▶ _Instruction_
Say how many lines contain "JSON", using only the number.

-------- Record set

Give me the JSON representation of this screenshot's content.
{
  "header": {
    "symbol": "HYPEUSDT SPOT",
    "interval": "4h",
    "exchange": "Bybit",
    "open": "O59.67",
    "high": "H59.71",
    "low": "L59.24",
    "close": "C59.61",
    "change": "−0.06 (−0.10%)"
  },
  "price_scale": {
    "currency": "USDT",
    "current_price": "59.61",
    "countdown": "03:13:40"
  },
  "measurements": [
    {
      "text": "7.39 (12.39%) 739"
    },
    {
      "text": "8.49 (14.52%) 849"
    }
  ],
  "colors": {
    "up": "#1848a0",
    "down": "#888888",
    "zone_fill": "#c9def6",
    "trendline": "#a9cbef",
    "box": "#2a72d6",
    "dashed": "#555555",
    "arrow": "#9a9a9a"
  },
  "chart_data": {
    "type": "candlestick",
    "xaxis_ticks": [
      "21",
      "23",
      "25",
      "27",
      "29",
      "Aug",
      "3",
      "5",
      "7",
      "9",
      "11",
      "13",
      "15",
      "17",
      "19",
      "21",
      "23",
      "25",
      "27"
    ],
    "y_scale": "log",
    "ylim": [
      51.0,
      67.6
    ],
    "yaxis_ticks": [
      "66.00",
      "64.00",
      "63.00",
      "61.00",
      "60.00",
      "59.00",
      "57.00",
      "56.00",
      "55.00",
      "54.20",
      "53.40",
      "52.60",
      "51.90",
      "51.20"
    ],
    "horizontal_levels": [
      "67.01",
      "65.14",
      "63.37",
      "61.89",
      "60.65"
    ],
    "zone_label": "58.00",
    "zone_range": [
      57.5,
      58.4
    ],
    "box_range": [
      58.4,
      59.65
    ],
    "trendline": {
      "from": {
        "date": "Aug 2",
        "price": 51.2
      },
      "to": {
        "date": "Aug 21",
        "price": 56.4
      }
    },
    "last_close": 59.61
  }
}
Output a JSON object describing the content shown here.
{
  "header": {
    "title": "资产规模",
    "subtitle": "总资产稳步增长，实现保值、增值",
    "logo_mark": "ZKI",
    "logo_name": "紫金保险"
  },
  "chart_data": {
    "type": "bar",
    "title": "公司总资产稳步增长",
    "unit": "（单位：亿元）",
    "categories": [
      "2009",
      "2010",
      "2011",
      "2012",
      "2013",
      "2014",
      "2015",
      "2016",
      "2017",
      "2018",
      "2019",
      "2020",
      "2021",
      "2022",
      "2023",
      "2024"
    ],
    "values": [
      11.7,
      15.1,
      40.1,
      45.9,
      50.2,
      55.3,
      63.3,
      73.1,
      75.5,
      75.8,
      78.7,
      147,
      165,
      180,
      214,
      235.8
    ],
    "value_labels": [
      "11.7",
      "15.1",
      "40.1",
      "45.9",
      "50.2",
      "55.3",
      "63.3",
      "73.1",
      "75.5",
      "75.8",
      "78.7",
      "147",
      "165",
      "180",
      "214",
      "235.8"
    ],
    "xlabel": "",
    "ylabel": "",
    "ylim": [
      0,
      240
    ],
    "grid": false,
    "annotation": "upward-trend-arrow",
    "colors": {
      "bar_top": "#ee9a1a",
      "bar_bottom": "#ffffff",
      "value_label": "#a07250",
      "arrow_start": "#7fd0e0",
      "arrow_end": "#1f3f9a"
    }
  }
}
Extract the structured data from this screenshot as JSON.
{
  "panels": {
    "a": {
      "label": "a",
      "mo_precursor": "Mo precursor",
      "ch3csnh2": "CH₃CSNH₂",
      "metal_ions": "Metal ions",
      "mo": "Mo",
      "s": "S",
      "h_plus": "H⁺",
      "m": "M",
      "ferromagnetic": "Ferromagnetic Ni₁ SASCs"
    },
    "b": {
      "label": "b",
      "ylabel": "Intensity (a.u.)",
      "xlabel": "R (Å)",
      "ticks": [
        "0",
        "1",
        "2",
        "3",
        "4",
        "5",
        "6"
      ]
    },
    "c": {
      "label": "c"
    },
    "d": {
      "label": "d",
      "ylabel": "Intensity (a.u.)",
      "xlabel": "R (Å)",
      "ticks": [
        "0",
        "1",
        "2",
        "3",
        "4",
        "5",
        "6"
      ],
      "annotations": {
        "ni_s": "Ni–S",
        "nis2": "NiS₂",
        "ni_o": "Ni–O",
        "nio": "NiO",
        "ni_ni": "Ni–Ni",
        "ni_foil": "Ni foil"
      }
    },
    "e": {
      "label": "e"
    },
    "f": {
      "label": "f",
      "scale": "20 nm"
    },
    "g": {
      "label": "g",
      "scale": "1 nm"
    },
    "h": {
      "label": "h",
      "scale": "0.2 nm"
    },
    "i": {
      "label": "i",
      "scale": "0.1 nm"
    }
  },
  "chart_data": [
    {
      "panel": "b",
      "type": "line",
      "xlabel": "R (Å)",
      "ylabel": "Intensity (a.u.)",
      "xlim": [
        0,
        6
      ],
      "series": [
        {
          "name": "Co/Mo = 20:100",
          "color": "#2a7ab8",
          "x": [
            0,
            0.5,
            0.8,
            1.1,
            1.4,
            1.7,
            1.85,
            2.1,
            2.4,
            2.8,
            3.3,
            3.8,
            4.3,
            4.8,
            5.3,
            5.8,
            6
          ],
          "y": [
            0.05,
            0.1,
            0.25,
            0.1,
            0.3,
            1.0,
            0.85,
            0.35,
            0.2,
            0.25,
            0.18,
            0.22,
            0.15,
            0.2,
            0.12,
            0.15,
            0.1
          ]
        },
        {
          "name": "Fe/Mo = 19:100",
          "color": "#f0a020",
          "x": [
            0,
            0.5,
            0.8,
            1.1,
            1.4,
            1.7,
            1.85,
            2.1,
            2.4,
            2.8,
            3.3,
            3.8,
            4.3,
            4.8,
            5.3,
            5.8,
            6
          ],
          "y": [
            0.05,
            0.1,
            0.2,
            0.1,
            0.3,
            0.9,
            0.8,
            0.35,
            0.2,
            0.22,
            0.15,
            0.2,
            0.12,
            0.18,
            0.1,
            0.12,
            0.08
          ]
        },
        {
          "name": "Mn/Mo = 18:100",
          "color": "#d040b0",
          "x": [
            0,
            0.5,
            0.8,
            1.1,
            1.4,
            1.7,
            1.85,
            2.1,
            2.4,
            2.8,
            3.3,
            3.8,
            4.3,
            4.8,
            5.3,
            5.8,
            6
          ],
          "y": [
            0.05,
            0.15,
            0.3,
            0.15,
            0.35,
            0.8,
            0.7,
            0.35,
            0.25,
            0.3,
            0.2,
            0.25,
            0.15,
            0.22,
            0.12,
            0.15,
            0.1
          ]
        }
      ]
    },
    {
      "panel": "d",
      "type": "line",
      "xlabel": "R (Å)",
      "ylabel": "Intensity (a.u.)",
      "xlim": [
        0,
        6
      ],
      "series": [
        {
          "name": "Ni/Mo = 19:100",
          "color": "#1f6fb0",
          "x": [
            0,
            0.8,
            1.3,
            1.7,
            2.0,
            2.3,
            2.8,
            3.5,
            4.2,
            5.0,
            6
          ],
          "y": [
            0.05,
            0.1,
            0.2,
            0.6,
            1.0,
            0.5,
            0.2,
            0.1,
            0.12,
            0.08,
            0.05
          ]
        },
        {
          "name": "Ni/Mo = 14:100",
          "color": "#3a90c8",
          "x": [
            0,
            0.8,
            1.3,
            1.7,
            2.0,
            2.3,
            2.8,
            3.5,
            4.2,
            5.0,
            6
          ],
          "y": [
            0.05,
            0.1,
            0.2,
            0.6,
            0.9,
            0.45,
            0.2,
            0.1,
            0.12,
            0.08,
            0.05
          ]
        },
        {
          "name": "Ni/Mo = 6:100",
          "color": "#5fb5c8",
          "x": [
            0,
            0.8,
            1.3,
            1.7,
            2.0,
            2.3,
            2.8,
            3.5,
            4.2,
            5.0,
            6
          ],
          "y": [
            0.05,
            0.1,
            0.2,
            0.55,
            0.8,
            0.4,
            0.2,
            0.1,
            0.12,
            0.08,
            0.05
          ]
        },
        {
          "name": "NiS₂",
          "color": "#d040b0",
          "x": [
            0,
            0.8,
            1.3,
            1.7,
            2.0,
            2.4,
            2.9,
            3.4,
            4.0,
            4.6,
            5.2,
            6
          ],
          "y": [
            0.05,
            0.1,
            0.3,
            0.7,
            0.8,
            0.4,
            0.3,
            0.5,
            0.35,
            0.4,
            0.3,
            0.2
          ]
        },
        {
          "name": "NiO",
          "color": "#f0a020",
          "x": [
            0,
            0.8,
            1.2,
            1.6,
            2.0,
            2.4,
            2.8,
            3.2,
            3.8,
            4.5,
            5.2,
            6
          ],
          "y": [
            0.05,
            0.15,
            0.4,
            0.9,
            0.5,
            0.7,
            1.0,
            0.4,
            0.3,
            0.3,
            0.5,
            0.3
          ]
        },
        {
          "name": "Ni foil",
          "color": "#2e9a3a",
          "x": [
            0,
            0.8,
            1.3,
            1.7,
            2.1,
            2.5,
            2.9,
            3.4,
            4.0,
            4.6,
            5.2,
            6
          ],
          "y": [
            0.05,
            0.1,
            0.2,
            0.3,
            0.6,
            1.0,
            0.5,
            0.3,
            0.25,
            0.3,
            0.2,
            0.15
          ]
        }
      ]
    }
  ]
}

----------------

▶ _Result for this exercise_
3